_RECORDS FOR THE TASK_:
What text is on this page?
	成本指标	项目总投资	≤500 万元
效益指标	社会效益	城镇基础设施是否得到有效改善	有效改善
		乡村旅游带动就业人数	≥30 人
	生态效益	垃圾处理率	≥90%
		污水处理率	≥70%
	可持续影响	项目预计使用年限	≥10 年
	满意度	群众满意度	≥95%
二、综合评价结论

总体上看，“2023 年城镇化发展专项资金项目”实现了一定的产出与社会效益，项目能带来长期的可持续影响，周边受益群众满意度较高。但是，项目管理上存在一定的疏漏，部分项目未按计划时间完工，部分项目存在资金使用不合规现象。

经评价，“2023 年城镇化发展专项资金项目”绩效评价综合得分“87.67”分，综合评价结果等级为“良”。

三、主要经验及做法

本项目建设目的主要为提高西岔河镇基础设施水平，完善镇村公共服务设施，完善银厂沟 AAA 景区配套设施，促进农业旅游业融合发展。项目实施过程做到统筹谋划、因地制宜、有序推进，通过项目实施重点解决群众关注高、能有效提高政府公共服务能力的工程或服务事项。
---
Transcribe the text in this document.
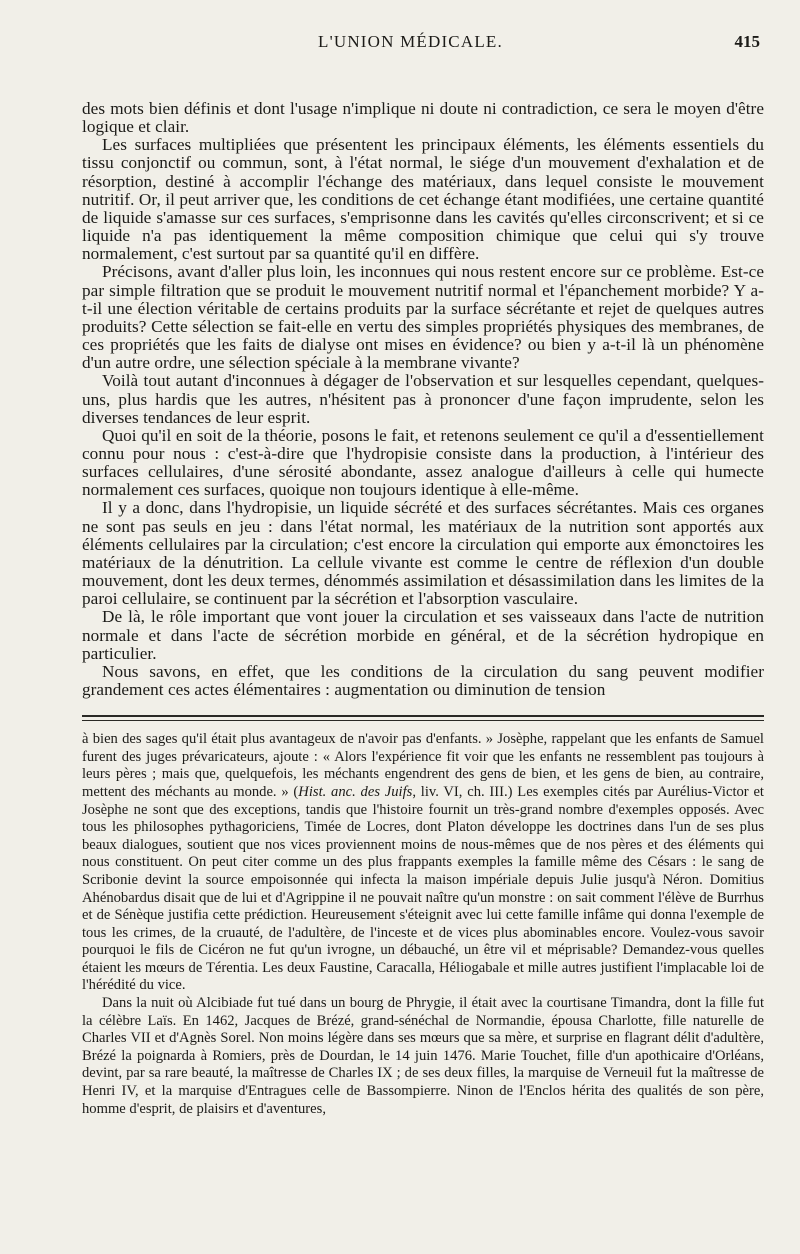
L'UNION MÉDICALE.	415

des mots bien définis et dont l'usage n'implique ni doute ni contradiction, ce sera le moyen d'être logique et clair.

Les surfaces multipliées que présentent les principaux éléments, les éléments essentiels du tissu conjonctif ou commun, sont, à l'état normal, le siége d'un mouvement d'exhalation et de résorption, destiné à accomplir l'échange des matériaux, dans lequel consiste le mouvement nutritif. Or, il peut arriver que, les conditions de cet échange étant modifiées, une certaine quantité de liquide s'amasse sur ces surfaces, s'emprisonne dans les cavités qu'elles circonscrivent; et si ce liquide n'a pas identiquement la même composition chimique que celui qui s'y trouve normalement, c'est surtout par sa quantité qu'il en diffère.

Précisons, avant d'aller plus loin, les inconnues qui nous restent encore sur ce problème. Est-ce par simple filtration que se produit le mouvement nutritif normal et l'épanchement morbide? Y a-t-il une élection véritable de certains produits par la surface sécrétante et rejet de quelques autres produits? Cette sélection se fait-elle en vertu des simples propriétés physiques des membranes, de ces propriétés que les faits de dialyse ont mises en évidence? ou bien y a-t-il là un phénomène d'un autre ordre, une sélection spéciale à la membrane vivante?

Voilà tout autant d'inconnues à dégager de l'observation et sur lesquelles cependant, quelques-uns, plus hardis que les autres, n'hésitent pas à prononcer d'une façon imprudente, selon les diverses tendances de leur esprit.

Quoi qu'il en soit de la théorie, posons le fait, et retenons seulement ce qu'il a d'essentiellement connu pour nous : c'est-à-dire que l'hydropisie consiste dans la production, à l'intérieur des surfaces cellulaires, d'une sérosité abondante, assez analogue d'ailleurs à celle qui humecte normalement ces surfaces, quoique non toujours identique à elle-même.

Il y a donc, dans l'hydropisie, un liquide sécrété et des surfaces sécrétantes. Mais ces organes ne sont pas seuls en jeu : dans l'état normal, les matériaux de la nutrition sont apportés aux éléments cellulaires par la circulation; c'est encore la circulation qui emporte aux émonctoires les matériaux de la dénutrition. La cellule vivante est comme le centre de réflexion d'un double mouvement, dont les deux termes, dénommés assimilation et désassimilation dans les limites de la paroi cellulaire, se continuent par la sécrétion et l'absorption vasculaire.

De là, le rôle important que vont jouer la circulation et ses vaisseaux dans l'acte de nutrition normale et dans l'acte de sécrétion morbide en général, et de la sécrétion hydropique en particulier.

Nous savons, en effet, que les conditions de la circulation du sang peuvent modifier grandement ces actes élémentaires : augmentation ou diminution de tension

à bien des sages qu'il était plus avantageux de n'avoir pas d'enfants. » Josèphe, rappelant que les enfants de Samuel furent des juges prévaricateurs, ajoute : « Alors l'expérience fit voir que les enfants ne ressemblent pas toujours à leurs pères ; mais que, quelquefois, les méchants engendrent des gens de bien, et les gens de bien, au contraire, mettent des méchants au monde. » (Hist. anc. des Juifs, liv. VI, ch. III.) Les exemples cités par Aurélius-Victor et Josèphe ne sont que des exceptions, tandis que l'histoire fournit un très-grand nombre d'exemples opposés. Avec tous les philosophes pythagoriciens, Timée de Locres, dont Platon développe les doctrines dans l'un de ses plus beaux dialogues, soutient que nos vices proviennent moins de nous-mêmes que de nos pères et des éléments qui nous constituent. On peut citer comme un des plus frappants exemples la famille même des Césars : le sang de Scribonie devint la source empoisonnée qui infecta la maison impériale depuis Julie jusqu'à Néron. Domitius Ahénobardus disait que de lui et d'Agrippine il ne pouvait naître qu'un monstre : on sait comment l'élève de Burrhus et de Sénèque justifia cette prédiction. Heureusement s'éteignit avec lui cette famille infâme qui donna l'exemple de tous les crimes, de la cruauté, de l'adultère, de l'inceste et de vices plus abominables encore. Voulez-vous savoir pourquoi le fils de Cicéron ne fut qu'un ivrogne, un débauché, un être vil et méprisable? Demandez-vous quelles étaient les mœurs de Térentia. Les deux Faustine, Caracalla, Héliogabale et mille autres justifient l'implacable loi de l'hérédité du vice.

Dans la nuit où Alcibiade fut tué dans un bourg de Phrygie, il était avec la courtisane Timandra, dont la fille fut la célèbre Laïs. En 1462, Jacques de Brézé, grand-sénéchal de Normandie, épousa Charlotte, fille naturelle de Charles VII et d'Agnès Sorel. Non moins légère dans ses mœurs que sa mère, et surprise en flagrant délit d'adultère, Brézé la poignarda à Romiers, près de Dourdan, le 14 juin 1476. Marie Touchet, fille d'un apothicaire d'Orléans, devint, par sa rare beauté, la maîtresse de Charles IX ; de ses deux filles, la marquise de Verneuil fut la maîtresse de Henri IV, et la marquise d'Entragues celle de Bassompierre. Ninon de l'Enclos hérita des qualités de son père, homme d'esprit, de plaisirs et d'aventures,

_WHAT IS BEING ASKED_:
Select all lines in the listing that include the word "年城镇化发展专项资金项目".

_ANSWER TO THIS PROBLEM_:
总体上看，“2023 年城镇化发展专项资金项目”实现了一定的产出与社会效益，项目能带来长期的可持续影响，周边受益群众满意度较高。但是，项目管理上存在一定的疏漏，部分项目未按计划时间完工，部分项目存在资金使用不合规现象。
经评价，“2023 年城镇化发展专项资金项目”绩效评价综合得分“87.67”分，综合评价结果等级为“良”。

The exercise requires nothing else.